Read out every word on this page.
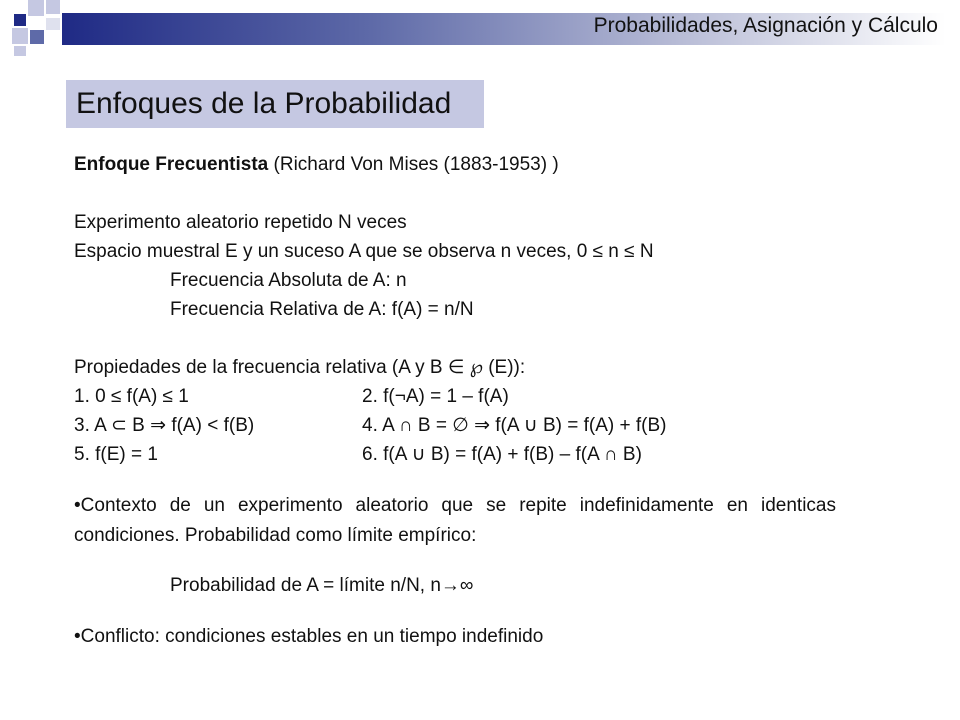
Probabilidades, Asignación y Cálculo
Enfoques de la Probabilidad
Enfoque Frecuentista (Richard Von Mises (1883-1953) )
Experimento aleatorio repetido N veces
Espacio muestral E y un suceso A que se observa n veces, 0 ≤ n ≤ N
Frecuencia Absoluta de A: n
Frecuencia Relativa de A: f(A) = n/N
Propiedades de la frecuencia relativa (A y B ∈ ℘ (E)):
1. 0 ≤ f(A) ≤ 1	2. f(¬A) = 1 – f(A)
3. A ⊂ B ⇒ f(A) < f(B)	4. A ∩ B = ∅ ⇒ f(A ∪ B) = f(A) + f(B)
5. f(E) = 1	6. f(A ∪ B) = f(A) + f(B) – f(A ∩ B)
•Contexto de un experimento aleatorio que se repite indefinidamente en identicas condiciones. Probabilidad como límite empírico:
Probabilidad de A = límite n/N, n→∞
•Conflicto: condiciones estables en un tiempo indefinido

════════

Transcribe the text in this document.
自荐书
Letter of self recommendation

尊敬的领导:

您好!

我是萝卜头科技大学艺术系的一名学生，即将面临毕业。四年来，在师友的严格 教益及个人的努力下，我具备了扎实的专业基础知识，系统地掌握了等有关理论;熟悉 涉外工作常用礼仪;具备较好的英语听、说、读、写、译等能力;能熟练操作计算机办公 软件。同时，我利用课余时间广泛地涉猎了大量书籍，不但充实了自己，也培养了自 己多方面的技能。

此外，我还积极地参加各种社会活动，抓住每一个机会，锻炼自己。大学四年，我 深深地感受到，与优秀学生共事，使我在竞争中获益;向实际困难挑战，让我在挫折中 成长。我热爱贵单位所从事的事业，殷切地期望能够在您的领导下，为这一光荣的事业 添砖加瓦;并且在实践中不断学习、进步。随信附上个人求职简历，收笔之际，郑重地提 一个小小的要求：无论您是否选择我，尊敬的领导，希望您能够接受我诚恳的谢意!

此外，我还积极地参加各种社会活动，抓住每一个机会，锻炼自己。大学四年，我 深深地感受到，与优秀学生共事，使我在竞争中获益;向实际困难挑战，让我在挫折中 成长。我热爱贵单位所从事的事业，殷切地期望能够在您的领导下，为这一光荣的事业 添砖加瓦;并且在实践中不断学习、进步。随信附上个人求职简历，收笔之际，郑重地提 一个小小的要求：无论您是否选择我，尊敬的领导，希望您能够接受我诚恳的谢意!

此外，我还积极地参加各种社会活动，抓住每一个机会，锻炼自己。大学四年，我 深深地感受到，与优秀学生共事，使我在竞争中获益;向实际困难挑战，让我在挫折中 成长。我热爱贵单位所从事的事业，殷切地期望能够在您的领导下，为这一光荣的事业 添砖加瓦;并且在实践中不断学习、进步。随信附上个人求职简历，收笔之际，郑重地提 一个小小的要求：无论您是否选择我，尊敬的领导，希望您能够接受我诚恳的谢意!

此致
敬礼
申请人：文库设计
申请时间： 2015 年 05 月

════════

■ INSTRUCTIONS TO FOLLOW ■
Gather up the lines that contain the word "this".

■ RESPONSE ■
Read out every word on this page.
Transcribe the text in this document.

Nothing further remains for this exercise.